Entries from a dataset
• • •

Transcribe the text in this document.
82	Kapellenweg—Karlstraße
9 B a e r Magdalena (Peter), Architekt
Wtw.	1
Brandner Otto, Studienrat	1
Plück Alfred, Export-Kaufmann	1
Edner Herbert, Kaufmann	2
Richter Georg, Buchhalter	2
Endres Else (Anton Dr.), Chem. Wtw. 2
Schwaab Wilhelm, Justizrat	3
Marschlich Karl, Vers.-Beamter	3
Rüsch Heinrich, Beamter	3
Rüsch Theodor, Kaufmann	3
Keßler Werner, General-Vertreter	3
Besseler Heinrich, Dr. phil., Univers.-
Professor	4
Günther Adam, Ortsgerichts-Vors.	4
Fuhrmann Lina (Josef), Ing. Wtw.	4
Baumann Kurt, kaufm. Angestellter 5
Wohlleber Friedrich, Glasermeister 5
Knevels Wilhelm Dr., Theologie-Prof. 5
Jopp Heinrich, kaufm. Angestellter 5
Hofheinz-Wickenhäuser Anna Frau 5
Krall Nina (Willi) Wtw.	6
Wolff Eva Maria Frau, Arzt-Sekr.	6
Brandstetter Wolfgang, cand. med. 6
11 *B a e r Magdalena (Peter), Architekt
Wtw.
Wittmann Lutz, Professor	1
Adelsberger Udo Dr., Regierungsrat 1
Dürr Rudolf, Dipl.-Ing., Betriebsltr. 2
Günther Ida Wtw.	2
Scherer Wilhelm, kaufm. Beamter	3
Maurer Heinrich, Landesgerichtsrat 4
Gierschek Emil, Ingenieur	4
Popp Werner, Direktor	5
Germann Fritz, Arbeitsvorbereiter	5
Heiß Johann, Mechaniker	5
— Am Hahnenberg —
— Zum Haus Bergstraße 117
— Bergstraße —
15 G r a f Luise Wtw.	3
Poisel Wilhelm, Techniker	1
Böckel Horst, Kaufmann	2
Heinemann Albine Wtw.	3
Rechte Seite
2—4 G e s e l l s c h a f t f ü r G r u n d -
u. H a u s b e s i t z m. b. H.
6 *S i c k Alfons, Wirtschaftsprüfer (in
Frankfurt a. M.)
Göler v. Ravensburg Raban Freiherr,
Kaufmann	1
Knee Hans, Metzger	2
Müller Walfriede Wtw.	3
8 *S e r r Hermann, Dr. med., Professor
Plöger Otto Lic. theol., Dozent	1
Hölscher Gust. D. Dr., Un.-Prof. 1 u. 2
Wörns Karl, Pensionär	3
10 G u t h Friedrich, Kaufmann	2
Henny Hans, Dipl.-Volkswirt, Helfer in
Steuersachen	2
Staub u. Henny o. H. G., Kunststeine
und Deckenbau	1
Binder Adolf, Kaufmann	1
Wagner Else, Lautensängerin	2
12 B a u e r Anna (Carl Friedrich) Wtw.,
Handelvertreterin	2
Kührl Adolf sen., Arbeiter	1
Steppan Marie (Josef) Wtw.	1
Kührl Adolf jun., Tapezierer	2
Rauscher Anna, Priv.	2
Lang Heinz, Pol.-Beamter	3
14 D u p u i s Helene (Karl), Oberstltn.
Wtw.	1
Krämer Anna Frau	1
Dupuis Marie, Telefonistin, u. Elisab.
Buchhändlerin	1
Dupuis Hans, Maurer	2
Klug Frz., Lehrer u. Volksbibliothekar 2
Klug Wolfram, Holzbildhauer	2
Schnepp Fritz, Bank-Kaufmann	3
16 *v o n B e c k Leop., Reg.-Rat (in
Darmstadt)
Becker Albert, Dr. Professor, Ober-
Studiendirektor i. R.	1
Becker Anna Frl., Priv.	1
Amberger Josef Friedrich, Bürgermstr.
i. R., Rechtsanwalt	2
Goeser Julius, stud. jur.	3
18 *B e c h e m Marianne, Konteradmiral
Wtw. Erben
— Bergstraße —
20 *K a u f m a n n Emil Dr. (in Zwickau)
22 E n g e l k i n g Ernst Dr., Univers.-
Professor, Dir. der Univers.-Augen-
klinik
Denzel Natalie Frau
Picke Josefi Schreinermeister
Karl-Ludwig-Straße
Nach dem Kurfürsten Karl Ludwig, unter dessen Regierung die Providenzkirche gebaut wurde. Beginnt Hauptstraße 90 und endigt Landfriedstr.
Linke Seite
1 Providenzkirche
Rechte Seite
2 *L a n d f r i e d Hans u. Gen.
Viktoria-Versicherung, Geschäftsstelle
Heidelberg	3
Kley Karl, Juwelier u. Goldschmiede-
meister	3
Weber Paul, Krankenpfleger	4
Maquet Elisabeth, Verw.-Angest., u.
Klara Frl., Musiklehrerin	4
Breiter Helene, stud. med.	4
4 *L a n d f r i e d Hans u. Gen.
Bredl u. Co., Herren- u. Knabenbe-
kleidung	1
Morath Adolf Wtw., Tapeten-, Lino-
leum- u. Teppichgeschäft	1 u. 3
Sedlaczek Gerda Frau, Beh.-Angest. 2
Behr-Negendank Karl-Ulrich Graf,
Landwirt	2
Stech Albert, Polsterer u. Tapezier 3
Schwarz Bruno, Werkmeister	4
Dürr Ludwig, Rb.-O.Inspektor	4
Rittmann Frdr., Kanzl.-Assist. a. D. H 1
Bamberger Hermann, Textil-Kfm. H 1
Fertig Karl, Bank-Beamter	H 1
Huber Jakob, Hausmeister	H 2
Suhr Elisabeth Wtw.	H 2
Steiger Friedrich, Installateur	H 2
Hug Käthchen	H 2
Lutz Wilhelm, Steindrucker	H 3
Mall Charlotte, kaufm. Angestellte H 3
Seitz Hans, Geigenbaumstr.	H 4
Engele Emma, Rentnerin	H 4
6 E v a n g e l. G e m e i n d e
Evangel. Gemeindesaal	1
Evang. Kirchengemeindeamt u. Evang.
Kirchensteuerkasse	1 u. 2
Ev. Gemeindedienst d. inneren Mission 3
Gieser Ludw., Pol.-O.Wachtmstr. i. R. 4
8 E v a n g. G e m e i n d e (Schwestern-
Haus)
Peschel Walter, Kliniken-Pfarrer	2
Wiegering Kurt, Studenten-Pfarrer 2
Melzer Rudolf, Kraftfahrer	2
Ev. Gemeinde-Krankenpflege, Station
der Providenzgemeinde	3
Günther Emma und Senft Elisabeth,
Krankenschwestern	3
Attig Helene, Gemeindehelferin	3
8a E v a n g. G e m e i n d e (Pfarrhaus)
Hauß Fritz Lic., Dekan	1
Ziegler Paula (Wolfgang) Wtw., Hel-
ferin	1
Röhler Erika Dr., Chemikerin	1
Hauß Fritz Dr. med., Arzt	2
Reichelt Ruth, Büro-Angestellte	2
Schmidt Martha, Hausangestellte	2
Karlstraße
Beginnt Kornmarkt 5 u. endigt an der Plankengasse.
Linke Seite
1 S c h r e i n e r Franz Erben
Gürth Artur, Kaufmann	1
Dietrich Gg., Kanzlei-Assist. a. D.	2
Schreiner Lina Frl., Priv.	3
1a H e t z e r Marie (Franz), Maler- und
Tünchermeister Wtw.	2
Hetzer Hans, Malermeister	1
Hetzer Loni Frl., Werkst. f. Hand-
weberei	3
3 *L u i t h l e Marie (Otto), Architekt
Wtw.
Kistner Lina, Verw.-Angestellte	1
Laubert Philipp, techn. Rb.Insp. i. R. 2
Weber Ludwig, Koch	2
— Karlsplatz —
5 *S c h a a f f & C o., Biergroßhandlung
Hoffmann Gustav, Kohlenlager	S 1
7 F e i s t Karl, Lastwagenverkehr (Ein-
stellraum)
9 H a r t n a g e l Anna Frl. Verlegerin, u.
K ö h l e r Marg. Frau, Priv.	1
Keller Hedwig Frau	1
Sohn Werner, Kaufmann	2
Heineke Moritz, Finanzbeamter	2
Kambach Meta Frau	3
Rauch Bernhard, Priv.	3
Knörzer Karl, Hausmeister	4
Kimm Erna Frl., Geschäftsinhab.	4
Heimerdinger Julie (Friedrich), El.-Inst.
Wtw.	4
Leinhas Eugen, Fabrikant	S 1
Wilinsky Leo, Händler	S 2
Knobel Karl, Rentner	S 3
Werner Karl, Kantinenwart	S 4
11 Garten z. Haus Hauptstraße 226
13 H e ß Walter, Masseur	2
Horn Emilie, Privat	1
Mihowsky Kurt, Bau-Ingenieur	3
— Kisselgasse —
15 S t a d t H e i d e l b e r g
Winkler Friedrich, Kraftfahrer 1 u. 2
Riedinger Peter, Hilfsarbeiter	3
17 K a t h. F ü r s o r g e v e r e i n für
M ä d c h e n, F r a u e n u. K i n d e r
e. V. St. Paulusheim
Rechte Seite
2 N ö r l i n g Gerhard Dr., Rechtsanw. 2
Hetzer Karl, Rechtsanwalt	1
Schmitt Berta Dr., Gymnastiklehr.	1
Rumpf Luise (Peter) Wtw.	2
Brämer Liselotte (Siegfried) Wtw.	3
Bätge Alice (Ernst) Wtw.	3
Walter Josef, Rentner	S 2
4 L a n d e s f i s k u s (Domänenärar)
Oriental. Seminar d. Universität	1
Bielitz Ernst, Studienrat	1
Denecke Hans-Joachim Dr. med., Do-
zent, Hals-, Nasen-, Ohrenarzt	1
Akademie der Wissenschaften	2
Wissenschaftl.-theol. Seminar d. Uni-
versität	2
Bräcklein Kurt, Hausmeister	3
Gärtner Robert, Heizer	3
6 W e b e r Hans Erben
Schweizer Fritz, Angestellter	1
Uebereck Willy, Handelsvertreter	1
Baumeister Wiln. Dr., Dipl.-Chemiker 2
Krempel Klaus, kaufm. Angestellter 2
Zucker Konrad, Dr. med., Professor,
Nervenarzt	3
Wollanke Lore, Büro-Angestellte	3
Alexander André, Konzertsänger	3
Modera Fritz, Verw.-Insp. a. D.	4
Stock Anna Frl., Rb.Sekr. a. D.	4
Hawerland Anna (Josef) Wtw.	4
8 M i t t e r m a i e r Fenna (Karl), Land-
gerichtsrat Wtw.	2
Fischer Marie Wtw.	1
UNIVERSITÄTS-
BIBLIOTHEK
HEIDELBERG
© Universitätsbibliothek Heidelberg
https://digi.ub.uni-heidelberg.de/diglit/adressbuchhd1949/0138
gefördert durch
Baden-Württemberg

• • •

**Directions**
Report all lines of the data that include the word "Heinrich".

**Task answer**
Rüsch Heinrich, Beamter	3
Besseler Heinrich, Dr. phil., Univers.-
Jopp Heinrich, kaufm. Angestellter 5
Maurer Heinrich, Landesgerichtsrat 4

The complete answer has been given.